[Start of Input for this task]
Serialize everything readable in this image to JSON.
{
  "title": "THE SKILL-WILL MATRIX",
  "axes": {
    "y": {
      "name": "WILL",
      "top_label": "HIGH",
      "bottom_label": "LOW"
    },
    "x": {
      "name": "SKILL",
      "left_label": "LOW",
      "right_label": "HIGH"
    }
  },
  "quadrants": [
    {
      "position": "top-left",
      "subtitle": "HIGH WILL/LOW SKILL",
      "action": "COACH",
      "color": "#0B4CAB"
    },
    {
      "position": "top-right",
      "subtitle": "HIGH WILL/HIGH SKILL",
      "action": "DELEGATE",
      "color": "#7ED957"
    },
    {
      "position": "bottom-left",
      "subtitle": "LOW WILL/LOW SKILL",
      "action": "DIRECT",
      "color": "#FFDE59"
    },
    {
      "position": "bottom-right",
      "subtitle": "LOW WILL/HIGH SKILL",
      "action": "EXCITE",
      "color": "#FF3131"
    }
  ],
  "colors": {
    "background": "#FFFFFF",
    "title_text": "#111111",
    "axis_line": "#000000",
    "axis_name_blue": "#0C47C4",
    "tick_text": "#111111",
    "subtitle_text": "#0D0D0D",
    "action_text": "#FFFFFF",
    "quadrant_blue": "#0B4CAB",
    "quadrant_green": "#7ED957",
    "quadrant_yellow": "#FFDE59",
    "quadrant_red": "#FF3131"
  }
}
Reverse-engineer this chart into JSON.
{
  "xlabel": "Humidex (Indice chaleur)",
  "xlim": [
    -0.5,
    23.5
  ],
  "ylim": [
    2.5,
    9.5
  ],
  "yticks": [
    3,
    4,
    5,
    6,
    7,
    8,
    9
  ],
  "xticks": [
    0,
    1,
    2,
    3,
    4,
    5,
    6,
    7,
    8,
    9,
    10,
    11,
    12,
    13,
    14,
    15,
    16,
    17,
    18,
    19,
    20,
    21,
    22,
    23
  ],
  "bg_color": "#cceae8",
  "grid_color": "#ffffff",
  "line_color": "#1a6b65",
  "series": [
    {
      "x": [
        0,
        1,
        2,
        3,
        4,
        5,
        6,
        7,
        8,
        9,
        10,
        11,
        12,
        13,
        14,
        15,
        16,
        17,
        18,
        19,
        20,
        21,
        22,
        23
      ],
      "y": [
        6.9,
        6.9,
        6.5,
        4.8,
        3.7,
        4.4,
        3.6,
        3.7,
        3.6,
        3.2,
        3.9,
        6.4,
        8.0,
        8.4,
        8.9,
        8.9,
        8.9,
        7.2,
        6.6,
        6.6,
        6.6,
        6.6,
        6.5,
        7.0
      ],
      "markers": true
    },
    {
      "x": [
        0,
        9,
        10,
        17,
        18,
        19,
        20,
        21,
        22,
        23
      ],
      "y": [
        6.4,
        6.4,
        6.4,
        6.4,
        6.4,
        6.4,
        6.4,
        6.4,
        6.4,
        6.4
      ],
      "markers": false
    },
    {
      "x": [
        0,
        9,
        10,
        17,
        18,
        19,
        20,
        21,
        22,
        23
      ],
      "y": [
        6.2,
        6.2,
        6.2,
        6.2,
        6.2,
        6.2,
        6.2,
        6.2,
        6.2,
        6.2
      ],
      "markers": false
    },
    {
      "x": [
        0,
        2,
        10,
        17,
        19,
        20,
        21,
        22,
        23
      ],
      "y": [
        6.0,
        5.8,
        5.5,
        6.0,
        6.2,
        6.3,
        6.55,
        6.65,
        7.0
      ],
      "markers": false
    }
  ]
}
[End of Input for this task]
▶ [Written exercise]:
Where a line holds "position", copy that line.

▶ [Solution for this task]:
      "position": "top-left",
      "position": "top-right",
      "position": "bottom-left",
      "position": "bottom-right",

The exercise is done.